France's Socialists plan to work with other left-of-center parties to prevent the far-right from achieving a breakthrough in municipal elections. The FN made significant gains in the first round of voting.

Harlem Desir
Image: AFP/Getty Images

The plans announced on Monday by the head of France's Socialist party, Harlem Desir (pictured above), are focused on municipalities where Sunday's first round of voting left candidates from the far-right National Front (FN) looking to have a decent chance of winning.

Desir said the Socialist party would join forces with the Communists and the Greens to present joint lists for the second round of voting, in a bid to deny victory to FN candidates in selected municipalities. He said the decision had been taken following consultations with the other two parties.

In some towns, such as Saint Gilles or Tarascon, where the Socialists polled below 10 percent in the first round, Desir said they would withdraw their candidates for the second round, in order to give those from other mainstream parties a better chance of beating the FN.

#####

What you will do ▸
(1) Retype the article on the French municipal elections word for word, starting with "France's Socialists plan" and going on through "other two parties.".
(2) In the article on the French municipal elections, which two parties did Desir say the Socialist party would join forces with for the second round?
(3) Please proceed with the article on the French municipal elections, writing on from its last sentence.

Dataset entries:
#####

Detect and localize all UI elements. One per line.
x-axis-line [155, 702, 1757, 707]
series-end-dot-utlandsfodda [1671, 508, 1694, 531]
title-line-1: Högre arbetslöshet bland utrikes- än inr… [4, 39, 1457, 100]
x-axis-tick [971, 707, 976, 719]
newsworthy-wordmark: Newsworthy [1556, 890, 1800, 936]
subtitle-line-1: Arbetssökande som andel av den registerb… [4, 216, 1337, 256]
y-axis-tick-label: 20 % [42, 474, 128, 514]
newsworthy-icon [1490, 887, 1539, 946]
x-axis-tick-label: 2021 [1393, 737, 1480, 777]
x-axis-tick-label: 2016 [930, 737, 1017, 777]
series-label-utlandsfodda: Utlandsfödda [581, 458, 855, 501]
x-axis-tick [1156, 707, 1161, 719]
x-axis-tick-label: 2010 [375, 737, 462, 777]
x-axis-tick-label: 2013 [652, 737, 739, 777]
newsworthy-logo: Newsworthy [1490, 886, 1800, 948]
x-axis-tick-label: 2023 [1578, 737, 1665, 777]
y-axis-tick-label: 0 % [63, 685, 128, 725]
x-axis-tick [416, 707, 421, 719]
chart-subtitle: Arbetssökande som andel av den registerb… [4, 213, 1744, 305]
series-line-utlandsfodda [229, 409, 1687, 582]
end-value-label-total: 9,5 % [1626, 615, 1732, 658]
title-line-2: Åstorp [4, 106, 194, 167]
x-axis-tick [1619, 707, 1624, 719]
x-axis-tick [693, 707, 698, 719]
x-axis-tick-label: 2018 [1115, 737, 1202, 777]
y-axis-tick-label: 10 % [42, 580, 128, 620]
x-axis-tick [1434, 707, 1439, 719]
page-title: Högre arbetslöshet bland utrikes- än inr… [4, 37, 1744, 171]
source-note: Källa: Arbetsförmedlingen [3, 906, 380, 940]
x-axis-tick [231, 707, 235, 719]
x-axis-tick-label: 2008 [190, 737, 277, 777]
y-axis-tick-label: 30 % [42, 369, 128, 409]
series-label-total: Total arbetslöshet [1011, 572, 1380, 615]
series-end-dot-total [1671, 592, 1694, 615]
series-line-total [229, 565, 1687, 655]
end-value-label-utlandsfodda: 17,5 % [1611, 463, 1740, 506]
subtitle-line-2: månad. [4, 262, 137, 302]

#####

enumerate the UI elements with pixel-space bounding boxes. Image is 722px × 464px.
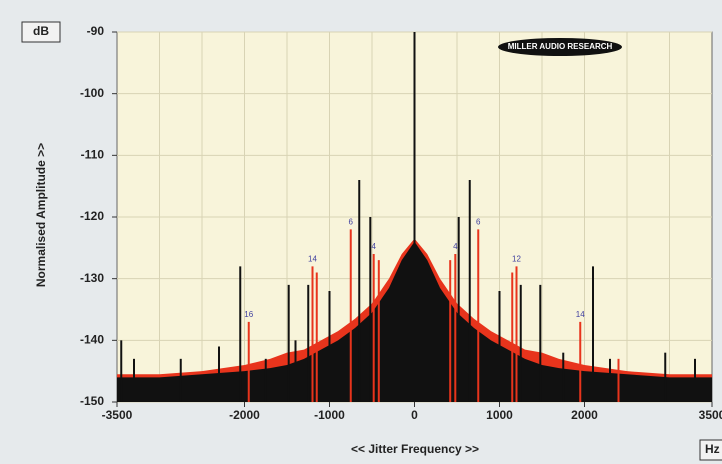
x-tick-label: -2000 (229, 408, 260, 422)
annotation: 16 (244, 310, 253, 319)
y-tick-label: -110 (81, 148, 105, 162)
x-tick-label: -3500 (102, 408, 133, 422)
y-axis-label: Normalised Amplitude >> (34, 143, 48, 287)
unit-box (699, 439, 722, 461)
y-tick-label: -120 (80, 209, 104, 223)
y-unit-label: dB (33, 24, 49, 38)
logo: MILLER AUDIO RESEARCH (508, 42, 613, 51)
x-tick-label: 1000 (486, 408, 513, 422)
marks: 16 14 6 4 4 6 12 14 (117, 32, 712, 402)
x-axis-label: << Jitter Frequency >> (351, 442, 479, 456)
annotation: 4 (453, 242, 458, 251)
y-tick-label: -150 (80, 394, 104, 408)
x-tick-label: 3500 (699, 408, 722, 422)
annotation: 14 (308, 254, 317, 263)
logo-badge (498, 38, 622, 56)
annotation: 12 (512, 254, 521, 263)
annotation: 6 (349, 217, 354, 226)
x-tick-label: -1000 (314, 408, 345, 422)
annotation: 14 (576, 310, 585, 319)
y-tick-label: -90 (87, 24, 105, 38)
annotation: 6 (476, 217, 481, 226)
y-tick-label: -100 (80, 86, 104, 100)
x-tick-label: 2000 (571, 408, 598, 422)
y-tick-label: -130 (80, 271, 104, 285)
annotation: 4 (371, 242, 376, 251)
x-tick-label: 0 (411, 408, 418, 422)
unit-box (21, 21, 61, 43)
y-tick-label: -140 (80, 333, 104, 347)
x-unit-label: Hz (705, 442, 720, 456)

#####

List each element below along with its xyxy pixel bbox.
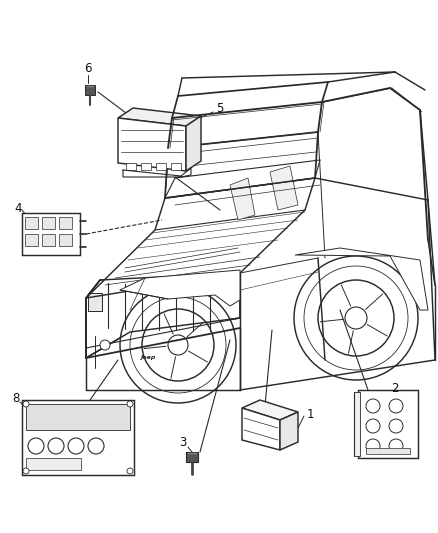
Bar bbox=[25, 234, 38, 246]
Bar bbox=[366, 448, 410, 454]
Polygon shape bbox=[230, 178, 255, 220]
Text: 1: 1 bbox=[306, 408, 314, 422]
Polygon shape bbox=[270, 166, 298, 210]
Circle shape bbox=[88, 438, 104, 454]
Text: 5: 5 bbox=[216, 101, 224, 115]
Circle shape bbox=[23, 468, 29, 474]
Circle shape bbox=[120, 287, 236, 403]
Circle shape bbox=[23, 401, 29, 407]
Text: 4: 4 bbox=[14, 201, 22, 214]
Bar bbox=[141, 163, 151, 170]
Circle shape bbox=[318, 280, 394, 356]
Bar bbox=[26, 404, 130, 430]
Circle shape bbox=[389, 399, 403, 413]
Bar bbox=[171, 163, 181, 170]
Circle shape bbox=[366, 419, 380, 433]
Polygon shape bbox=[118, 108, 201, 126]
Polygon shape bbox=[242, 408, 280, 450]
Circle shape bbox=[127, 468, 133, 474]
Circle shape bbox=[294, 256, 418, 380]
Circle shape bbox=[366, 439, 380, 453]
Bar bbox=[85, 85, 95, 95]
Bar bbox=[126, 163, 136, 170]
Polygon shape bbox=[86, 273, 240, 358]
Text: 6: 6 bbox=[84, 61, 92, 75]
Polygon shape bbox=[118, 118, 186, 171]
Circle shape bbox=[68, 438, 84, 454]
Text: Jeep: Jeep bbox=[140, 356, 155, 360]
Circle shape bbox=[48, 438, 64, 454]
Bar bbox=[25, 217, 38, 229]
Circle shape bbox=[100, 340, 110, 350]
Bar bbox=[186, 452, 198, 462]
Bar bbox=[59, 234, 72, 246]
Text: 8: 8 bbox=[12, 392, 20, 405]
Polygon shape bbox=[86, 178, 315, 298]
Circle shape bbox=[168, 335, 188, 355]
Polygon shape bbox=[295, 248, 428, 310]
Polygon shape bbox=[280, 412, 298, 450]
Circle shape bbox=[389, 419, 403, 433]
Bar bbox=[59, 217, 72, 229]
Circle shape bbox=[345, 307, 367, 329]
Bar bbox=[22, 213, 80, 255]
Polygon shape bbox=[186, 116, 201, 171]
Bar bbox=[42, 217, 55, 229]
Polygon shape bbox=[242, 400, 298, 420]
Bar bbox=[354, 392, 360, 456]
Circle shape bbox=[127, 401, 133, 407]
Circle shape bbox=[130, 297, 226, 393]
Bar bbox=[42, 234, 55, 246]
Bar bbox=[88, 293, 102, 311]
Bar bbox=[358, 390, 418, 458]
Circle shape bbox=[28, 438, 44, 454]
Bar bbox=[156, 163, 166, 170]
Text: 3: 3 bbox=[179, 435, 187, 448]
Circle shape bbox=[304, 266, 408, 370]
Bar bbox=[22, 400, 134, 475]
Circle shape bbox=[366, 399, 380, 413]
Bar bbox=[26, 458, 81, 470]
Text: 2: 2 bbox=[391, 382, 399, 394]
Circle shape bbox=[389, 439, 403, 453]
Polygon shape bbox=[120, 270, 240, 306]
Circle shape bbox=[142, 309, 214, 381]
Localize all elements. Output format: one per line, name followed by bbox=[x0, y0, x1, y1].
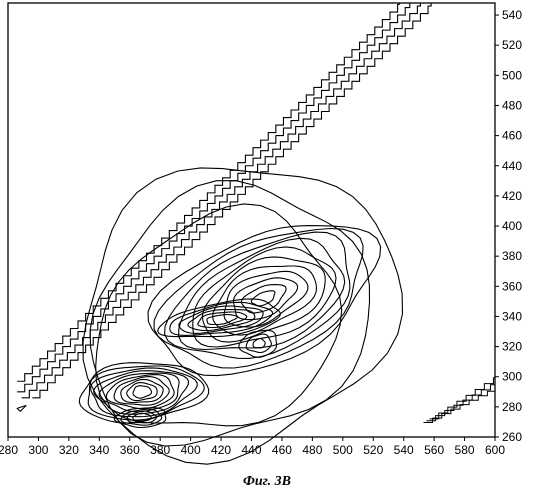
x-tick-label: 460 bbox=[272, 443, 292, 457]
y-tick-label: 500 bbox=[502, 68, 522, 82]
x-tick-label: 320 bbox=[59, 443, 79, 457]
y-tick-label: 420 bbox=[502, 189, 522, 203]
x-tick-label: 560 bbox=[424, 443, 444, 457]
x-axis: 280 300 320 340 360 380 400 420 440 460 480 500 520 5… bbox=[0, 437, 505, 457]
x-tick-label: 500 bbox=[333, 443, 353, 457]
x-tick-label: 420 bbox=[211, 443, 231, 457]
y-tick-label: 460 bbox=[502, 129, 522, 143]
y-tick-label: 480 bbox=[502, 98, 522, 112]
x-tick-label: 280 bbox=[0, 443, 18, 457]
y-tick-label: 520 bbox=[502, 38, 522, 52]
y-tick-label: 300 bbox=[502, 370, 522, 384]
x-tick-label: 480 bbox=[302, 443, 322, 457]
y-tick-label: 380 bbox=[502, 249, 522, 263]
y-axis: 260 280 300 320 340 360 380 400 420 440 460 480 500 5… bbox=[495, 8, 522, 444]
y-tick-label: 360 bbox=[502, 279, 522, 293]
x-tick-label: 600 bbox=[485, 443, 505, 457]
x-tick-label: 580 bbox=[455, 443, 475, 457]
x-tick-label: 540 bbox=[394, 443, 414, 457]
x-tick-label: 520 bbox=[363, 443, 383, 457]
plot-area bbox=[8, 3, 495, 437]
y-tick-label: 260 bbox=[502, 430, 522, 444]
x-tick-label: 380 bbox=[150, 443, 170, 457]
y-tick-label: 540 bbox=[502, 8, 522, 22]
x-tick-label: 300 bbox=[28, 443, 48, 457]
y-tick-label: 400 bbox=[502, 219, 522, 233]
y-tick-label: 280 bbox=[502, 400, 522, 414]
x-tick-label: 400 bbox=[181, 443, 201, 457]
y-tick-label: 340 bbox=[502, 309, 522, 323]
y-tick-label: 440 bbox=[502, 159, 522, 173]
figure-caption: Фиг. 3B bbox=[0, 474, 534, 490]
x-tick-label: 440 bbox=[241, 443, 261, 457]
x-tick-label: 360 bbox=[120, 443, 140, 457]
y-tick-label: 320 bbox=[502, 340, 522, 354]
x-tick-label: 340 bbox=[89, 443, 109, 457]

#####

Task-by-task results ▸
(1)
France's Socialists plan to work with other left-of-center parties to prevent the far-right from achieving a breakthrough in municipal elections. The FN made significant gains in the first round of voting.

Harlem Desir
Image: AFP/Getty Images

The plans announced on Monday by the head of France's Socialist party, Harlem Desir (pictured above), are focused on municipalities where Sunday's first round of voting left candidates from the far-right National Front (FN) looking to have a decent chance of winning.

Desir said the Socialist party would join forces with the Communists and the Greens to present joint lists for the second round of voting, in a bid to deny victory to FN candidates in selected municipalities. He said the decision had been taken following consultations with the other two parties.

(2) The Communists and the Greens.

(3)
Setback for the president's party

President Francois Hollande's Socialists and their allies took just 38 percent of the vote in the first round, compared to 47 percent for the conservative opposition UMP of former President Nicolas Sarkozy and its allies.

This, coupled with a record-low turnout of just 61 percent, has been widely seen as an expression of the French electorate's disillusionment with Hollande's administration.

The FN, meanwhile, already claimed the mayor's seat in one town, where its candidate won over 50 percent of the vote in the first round. It is also sending candidates into a second round run-off in an unprecedented 315 municipalities.

The second round of voting is to be held next Sunday.